> _AIM OF THE TASK_
Check each line of the material. Copy those containing "Российской".

> _DATA SHOWN_
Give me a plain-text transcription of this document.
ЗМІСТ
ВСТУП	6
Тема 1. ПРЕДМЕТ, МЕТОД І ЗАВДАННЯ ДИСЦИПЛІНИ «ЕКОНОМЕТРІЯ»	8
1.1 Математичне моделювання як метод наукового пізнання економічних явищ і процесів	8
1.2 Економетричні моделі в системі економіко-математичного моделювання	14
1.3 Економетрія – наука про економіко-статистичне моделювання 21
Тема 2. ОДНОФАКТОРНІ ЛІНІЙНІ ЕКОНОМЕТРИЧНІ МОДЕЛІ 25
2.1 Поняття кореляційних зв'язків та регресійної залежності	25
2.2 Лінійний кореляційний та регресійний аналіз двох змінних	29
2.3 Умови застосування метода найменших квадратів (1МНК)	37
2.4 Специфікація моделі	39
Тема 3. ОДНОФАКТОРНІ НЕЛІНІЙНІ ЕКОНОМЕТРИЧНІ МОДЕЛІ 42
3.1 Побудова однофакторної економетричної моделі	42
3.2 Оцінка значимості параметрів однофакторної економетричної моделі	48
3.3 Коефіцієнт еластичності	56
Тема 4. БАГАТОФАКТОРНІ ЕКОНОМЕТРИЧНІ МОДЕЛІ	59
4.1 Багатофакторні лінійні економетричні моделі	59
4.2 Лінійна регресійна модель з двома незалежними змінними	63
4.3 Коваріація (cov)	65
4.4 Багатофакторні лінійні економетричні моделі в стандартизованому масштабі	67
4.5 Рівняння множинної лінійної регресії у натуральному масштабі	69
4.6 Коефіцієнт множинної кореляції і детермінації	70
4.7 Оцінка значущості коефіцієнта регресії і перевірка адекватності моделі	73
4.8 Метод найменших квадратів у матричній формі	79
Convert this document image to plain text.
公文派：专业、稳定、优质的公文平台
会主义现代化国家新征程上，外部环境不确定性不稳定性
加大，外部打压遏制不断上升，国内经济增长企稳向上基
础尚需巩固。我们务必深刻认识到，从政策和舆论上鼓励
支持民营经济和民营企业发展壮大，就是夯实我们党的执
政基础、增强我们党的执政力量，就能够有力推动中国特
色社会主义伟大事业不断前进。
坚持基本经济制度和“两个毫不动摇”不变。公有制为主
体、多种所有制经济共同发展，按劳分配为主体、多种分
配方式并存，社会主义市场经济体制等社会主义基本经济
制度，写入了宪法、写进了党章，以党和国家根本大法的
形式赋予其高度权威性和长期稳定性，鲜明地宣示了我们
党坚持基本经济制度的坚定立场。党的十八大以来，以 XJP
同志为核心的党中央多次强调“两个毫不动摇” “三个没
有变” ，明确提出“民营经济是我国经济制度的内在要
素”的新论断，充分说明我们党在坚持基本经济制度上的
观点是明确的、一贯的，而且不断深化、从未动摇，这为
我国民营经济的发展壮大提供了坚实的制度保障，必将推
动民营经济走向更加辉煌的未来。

---

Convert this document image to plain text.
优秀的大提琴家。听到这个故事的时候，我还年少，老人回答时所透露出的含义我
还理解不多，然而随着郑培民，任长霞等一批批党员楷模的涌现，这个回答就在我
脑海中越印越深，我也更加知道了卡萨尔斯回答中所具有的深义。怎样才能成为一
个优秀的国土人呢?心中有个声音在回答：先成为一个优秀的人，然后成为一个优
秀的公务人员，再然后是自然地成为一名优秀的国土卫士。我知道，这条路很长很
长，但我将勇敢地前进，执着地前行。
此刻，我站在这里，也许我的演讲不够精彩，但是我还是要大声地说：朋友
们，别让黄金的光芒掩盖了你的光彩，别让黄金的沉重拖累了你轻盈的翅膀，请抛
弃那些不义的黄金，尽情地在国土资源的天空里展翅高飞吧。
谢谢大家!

...

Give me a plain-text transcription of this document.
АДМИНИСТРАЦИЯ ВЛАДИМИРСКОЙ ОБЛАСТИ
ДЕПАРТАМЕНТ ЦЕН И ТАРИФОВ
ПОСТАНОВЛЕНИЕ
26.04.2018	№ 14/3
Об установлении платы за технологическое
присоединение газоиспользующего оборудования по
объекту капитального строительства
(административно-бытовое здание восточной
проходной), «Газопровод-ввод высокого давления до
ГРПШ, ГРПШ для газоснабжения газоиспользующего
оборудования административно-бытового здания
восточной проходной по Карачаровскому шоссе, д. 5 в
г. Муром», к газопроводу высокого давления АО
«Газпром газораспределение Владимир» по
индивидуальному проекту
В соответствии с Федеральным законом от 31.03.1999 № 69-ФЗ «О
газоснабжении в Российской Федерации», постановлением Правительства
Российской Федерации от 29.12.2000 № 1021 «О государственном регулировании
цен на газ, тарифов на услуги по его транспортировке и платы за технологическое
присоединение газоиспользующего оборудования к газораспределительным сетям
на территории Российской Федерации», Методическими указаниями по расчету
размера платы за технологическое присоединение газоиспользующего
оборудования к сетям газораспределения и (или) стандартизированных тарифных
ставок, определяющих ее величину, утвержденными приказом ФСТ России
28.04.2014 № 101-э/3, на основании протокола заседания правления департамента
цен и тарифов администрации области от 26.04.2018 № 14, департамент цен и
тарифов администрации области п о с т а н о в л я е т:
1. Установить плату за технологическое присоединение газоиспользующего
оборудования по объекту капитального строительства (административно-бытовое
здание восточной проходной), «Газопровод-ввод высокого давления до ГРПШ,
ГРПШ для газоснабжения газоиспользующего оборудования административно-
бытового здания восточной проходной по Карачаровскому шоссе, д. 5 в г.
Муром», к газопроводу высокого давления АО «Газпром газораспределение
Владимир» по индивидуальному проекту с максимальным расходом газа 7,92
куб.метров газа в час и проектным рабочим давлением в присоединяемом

> _EXERCISE SOLUTION_
газоснабжении в Российской Федерации», постановлением Правительства
Российской Федерации от 29.12.2000 № 1021 «О государственном регулировании
на территории Российской Федерации», Методическими указаниями по расчету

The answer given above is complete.